### [Task brief]
From the entries below, list each line with "grid".

--------

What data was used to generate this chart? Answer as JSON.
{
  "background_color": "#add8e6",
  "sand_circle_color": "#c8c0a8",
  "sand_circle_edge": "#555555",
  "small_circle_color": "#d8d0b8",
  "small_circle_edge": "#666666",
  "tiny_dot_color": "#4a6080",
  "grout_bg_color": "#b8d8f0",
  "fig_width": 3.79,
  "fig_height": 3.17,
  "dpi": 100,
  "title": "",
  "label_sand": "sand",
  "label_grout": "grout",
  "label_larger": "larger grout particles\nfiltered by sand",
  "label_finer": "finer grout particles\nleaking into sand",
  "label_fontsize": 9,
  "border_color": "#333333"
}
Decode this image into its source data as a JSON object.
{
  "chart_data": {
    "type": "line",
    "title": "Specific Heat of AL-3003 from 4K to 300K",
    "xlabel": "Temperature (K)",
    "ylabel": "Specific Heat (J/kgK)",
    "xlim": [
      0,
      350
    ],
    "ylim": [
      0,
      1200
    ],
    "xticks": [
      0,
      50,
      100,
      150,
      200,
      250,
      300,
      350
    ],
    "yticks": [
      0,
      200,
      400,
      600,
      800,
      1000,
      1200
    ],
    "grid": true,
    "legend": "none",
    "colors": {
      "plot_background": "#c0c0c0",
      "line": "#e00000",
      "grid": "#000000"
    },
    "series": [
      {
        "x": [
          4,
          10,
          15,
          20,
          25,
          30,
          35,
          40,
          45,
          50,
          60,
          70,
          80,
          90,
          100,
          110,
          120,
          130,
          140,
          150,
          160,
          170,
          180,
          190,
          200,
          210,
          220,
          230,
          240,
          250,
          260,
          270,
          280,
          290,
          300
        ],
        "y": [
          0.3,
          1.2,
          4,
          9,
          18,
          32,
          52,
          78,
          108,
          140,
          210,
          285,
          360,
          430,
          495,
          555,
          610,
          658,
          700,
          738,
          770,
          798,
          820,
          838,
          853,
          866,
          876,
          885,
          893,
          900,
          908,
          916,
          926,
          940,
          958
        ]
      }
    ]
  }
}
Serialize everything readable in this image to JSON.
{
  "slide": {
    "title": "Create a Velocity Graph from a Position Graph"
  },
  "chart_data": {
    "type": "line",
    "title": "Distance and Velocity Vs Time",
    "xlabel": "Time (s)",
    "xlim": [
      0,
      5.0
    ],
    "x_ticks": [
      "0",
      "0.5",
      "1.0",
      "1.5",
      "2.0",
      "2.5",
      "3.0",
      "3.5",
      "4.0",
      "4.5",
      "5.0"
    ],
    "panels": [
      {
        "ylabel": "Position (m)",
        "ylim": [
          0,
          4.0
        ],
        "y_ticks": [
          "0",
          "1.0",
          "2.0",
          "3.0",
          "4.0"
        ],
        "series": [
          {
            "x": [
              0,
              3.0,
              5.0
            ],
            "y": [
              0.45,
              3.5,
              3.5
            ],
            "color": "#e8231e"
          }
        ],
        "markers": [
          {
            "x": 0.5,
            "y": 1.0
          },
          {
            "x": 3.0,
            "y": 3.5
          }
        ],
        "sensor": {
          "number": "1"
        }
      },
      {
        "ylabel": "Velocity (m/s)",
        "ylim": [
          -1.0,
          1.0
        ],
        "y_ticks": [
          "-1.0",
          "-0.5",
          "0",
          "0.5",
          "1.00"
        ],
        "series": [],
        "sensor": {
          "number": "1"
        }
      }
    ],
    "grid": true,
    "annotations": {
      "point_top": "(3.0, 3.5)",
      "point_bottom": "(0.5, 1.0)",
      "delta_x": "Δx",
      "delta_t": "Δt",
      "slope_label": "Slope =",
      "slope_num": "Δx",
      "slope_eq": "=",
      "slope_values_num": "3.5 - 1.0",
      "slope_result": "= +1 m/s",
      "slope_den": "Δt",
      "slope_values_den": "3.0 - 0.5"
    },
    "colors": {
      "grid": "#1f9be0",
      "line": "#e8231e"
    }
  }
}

--------

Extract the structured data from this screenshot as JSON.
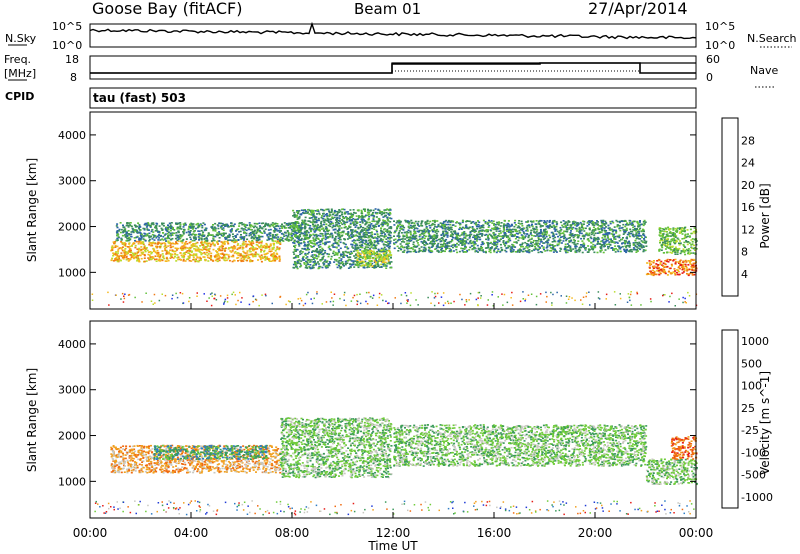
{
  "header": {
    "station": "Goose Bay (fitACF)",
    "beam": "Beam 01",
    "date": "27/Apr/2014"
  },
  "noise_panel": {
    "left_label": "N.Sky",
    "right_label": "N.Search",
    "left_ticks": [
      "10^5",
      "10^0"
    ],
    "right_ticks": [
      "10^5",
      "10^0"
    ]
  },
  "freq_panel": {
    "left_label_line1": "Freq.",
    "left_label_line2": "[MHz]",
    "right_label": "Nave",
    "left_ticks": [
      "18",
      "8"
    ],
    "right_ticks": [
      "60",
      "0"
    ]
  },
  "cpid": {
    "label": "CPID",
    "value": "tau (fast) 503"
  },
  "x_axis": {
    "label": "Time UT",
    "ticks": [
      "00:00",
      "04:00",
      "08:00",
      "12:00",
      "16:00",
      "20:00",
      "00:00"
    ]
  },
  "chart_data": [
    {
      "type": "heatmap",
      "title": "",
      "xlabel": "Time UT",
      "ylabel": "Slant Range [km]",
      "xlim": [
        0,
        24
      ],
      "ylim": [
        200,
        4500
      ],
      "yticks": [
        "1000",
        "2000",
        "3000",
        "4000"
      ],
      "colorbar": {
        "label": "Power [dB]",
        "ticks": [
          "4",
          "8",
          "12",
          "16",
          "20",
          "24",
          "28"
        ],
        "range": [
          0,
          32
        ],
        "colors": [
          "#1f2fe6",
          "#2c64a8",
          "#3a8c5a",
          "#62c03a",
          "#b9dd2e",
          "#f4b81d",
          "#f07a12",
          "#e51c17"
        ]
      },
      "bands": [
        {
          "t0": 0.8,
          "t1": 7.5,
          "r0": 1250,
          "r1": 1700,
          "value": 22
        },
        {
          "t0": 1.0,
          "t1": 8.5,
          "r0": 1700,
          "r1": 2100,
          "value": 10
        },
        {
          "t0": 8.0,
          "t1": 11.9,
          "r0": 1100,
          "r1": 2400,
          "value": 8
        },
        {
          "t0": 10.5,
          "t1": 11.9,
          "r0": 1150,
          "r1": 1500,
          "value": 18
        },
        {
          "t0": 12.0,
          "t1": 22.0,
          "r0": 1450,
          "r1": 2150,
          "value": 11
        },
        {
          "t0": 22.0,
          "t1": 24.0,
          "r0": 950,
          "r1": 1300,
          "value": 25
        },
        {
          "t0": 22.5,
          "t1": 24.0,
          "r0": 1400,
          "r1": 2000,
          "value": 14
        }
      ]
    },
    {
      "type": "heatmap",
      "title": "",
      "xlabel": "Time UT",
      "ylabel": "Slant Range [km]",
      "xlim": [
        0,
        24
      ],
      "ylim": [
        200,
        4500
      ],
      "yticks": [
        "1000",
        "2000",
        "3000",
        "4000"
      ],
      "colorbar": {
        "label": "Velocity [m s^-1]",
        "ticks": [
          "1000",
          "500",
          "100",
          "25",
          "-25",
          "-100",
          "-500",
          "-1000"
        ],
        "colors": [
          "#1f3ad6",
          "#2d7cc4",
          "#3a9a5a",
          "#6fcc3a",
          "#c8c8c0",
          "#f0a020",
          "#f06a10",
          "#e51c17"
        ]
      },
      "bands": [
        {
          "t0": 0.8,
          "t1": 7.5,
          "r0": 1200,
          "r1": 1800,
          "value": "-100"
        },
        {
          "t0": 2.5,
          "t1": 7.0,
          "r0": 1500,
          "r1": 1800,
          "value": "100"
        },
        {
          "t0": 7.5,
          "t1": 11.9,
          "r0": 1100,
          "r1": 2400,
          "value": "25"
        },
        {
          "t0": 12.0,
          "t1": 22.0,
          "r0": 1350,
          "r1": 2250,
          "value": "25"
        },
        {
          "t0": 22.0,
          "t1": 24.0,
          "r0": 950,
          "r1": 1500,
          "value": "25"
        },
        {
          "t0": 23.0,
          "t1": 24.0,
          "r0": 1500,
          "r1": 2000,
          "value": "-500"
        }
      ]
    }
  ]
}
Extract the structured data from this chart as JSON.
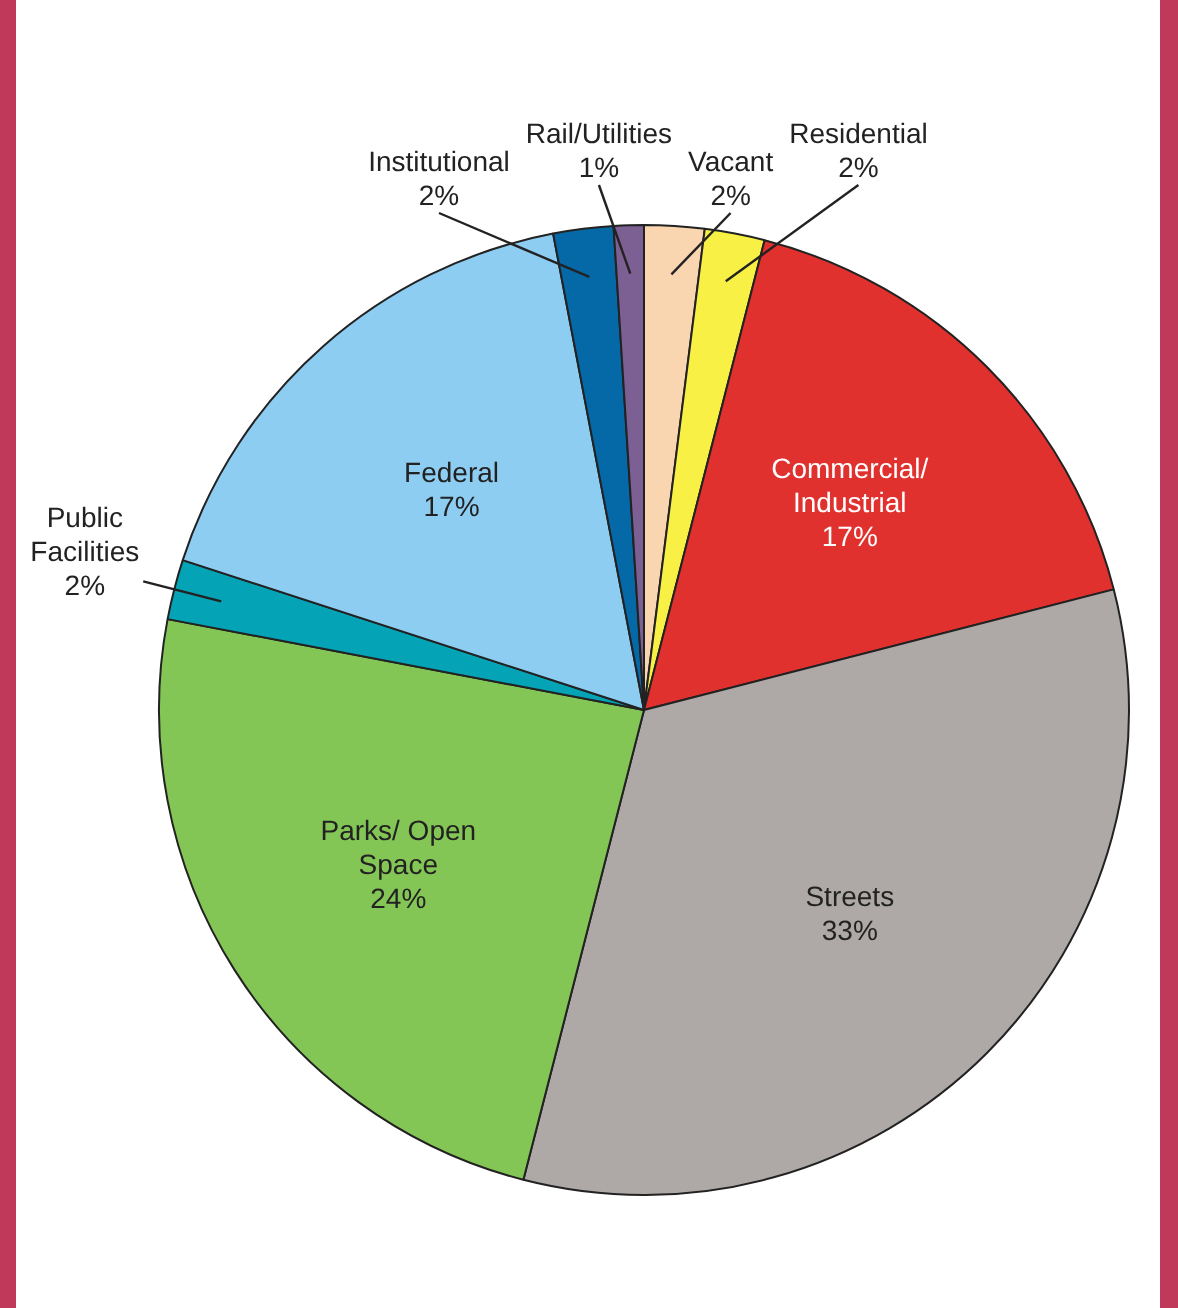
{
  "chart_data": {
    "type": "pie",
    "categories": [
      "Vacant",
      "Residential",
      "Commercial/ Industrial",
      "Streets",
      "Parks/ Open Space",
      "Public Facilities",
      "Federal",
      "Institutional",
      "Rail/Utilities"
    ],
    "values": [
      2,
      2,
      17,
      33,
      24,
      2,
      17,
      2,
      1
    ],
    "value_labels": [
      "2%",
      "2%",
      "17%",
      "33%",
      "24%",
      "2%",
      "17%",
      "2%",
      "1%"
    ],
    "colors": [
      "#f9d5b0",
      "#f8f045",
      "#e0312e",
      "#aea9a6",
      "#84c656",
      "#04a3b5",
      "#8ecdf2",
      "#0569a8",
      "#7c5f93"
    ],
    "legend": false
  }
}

--------

### [Final result]
    "grid": true,
      "grid": "#000000"
    "grid": true,
      "grid": "#1f9be0",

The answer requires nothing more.